Exercise requirements
Restate the whole of the material. Keep every word, and drop the pictures.

----

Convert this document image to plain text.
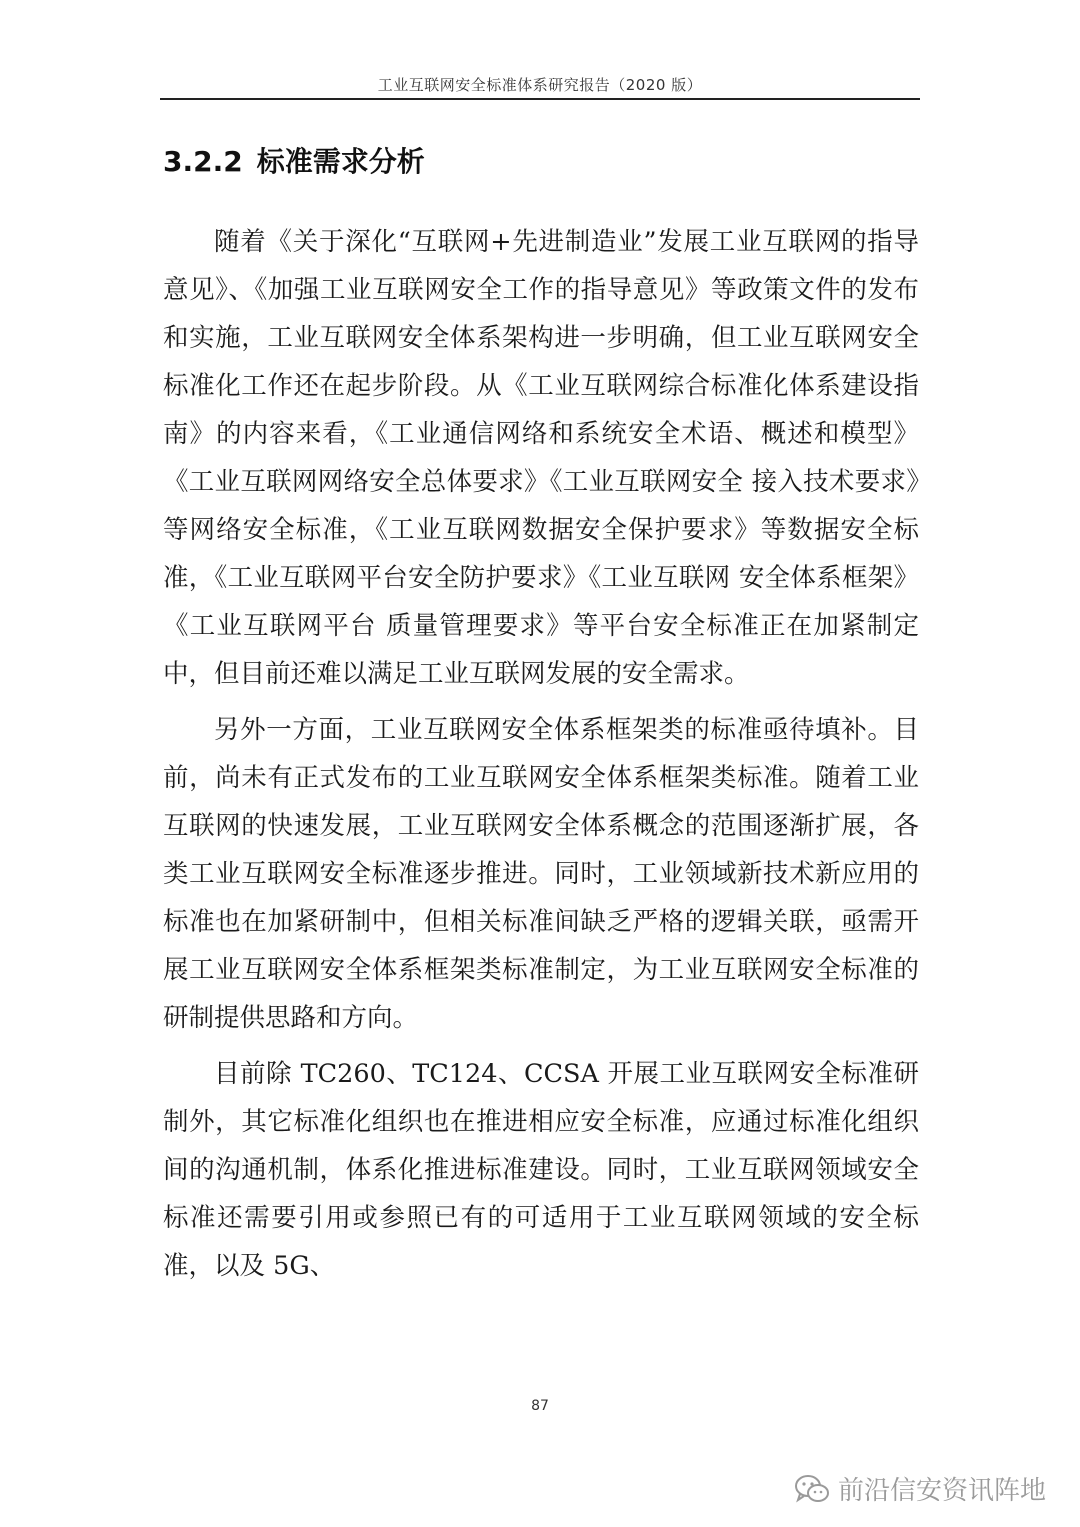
工业互联网安全标准体系研究报告（2020 版）
3.2.2 标准需求分析

随着《关于深化“互联网+先进制造业”发展工业互联网的指导意见》、《加强工业互联网安全工作的指导意见》等政策文件的发布和实施，工业互联网安全体系架构进一步明确，但工业互联网安全标准化工作还在起步阶段。从《工业互联网综合标准化体系建设指南》的内容来看，《工业通信网络和系统安全术语、概述和模型》《工业互联网网络安全总体要求》《工业互联网安全 接入技术要求》等网络安全标准，《工业互联网数据安全保护要求》等数据安全标准，《工业互联网平台安全防护要求》《工业互联网 安全体系框架》《工业互联网平台 质量管理要求》等平台安全标准正在加紧制定中，但目前还难以满足工业互联网发展的安全需求。

另外一方面，工业互联网安全体系框架类的标准亟待填补。目前，尚未有正式发布的工业互联网安全体系框架类标准。随着工业互联网的快速发展，工业互联网安全体系概念的范围逐渐扩展，各类工业互联网安全标准逐步推进。同时，工业领域新技术新应用的标准也在加紧研制中，但相关标准间缺乏严格的逻辑关联，亟需开展工业互联网安全体系框架类标准制定，为工业互联网安全标准的研制提供思路和方向。

目前除 TC260、TC124、CCSA 开展工业互联网安全标准研制外，其它标准化组织也在推进相应安全标准，应通过标准化组织间的沟通机制，体系化推进标准建设。同时，工业互联网领域安全标准还需要引用或参照已有的可适用于工业互联网领域的安全标准，以及 5G、

87
前沿信安资讯阵地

----

Solution to this task
Convert this document image to plain text.
工业互联网安全标准体系研究报告（2020 版）
3.2.2 标准需求分析

随着《关于深化“互联网+先进制造业”发展工业互联网的指导意见》、《加强工业互联网安全工作的指导意见》等政策文件的发布和实施，工业互联网安全体系架构进一步明确，但工业互联网安全标准化工作还在起步阶段。从《工业互联网综合标准化体系建设指南》的内容来看，《工业通信网络和系统安全术语、概述和模型》《工业互联网网络安全总体要求》《工业互联网安全 接入技术要求》等网络安全标准，《工业互联网数据安全保护要求》等数据安全标准，《工业互联网平台安全防护要求》《工业互联网 安全体系框架》《工业互联网平台 质量管理要求》等平台安全标准正在加紧制定中，但目前还难以满足工业互联网发展的安全需求。

另外一方面，工业互联网安全体系框架类的标准亟待填补。目前，尚未有正式发布的工业互联网安全体系框架类标准。随着工业互联网的快速发展，工业互联网安全体系概念的范围逐渐扩展，各类工业互联网安全标准逐步推进。同时，工业领域新技术新应用的标准也在加紧研制中，但相关标准间缺乏严格的逻辑关联，亟需开展工业互联网安全体系框架类标准制定，为工业互联网安全标准的研制提供思路和方向。

目前除 TC260、TC124、CCSA 开展工业互联网安全标准研制外，其它标准化组织也在推进相应安全标准，应通过标准化组织间的沟通机制，体系化推进标准建设。同时，工业互联网领域安全标准还需要引用或参照已有的可适用于工业互联网领域的安全标准，以及 5G、

87
前沿信安资讯阵地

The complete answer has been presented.